• THE EXERCISE: Extract every line of the records that contains the string "right", matching case exactly.

• SOURCE DATA:
__________________________________________________

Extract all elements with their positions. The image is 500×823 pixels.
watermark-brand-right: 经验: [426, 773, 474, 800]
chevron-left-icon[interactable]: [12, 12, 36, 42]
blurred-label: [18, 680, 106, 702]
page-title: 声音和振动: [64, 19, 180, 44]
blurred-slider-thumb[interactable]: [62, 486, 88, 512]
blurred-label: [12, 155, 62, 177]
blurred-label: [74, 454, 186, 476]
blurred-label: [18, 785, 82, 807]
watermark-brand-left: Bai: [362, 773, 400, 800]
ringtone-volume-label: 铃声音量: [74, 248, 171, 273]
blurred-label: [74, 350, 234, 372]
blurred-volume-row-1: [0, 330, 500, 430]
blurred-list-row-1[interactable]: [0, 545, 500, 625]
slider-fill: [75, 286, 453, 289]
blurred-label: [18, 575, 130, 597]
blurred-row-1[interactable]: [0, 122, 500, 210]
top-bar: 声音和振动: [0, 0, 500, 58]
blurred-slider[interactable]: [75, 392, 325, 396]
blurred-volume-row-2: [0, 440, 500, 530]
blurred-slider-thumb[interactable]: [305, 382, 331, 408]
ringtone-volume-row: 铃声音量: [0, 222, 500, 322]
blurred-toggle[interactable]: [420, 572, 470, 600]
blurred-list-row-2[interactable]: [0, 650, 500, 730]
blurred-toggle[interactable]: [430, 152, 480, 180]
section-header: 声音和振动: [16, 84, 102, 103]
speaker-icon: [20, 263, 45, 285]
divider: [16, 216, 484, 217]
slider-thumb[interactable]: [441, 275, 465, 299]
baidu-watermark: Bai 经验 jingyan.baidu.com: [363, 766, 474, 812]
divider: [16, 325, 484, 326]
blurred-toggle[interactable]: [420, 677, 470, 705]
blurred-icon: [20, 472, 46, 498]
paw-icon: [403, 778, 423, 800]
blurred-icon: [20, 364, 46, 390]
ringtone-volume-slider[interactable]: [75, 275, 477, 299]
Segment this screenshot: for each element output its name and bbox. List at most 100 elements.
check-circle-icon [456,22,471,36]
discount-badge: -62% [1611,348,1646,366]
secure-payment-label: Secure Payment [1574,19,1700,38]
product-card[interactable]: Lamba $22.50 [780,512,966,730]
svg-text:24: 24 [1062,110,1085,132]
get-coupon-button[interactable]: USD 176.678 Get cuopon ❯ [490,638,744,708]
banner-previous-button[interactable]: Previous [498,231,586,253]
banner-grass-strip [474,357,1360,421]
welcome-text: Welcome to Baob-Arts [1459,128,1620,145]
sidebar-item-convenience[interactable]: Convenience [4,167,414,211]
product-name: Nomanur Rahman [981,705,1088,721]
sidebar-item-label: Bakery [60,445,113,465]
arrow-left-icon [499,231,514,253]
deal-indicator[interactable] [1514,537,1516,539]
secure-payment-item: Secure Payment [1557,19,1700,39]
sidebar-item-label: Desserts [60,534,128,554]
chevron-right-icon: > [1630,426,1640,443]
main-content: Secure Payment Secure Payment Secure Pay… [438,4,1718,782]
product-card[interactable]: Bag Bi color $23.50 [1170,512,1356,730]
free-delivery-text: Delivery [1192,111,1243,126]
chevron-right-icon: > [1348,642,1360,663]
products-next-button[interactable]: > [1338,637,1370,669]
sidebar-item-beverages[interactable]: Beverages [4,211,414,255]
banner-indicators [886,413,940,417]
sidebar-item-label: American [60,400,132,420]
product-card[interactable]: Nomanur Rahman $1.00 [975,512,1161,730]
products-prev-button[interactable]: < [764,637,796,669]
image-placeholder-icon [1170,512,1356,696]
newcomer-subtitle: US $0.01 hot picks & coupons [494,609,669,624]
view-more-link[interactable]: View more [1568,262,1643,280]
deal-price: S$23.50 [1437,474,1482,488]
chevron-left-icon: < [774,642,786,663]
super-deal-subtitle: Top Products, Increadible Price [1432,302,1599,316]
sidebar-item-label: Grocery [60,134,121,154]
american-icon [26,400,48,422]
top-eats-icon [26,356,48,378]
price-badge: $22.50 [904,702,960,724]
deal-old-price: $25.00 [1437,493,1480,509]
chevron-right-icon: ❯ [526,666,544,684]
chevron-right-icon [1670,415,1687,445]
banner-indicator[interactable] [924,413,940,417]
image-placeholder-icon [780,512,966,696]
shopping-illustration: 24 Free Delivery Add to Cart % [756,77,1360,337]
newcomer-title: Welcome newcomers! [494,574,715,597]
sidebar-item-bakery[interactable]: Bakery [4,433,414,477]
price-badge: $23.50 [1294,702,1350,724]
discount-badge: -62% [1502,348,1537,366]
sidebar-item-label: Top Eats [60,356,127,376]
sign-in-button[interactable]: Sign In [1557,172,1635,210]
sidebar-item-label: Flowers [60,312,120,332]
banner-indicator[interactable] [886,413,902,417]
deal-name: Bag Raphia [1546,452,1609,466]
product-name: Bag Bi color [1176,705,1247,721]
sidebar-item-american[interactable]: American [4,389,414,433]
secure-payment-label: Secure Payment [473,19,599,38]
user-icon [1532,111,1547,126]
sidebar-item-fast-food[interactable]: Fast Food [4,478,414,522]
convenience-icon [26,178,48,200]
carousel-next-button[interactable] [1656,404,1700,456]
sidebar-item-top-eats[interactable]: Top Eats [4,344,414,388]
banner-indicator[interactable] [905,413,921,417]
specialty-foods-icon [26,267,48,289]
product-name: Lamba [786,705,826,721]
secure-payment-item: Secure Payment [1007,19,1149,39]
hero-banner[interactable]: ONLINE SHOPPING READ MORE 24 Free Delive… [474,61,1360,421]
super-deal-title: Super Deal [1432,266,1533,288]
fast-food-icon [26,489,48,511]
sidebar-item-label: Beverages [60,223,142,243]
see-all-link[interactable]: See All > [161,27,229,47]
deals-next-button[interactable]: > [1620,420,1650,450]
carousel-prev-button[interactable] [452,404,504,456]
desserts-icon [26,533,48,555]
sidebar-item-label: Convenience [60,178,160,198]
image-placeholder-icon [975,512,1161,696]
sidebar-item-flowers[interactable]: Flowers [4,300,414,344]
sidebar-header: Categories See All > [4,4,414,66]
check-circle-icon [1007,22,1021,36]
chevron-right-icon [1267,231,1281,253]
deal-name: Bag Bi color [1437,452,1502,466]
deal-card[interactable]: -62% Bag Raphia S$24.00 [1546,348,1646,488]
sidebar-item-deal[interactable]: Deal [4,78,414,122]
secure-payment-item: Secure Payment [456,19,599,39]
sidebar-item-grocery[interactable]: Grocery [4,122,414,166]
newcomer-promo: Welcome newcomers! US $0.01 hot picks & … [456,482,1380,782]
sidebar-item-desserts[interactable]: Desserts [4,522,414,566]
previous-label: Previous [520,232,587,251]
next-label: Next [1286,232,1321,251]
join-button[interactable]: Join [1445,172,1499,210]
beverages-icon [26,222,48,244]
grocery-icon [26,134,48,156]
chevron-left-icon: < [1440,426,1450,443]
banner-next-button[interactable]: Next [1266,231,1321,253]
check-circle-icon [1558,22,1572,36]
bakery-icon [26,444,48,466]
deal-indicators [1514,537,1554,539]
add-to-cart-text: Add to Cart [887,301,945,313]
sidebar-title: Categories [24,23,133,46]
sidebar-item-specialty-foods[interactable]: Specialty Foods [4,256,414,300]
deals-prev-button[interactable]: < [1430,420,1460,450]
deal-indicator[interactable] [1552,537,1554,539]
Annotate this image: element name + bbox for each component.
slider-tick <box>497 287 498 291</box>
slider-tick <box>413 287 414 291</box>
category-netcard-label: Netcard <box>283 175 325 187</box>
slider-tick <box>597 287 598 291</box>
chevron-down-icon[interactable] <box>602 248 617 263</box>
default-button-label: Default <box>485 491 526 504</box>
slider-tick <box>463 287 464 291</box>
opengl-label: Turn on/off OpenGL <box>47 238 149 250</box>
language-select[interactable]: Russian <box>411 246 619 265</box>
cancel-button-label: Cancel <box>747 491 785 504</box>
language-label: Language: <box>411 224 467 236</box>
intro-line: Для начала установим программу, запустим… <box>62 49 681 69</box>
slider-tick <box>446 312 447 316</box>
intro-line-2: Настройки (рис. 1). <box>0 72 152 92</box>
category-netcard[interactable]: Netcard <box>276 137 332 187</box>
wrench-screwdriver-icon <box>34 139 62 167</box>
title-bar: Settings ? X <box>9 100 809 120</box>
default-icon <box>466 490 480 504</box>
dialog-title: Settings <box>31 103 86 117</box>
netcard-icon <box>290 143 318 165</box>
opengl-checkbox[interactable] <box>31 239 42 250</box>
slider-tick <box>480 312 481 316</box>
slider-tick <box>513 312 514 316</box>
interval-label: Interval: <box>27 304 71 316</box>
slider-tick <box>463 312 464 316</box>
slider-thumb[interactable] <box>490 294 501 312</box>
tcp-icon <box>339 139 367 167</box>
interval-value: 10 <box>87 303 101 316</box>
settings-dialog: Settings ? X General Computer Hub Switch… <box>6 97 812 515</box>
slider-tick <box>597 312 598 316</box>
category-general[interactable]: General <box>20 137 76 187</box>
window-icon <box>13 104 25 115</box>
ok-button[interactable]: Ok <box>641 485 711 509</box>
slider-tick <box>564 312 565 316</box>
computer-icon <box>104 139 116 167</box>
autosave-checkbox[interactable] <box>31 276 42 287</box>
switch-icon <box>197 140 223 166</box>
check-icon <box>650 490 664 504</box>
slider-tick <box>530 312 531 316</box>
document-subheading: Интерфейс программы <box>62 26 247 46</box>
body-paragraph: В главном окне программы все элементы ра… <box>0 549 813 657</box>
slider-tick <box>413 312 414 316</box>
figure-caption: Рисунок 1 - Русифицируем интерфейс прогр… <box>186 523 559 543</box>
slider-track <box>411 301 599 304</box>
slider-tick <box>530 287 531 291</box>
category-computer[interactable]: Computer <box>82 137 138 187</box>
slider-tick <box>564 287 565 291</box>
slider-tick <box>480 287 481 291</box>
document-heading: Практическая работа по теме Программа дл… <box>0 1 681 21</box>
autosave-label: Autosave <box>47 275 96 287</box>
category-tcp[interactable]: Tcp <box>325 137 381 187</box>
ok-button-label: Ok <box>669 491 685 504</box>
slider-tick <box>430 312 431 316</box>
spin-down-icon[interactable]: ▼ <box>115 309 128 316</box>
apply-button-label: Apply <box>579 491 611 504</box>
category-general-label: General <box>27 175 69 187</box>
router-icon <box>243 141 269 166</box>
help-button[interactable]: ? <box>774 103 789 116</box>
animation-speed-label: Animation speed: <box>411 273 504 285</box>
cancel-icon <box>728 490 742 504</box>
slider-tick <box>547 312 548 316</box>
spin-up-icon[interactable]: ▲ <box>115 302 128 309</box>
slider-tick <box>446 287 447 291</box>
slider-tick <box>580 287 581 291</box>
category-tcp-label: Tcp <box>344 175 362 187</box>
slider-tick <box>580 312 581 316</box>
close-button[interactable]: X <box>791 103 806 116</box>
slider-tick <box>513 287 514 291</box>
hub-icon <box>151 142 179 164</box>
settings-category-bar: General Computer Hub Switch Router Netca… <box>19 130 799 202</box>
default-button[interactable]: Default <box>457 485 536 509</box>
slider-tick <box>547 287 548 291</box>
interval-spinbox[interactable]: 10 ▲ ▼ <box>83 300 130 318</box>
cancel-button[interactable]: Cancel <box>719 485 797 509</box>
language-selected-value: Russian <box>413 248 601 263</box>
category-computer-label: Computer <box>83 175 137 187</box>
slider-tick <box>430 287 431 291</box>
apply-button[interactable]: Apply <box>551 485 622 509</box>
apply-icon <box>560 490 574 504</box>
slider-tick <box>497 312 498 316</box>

__________________________________________________

• REPLY:
watermark-brand-right: 经验: [426, 773, 474, 800]
chevron-right-icon: > [1630,426,1640,443]
chevron-right-icon: > [1348,642,1360,663]
chevron-right-icon: ❯ [526,666,544,684]
chevron-right-icon [1670,415,1687,445]
chevron-right-icon [1267,231,1281,253]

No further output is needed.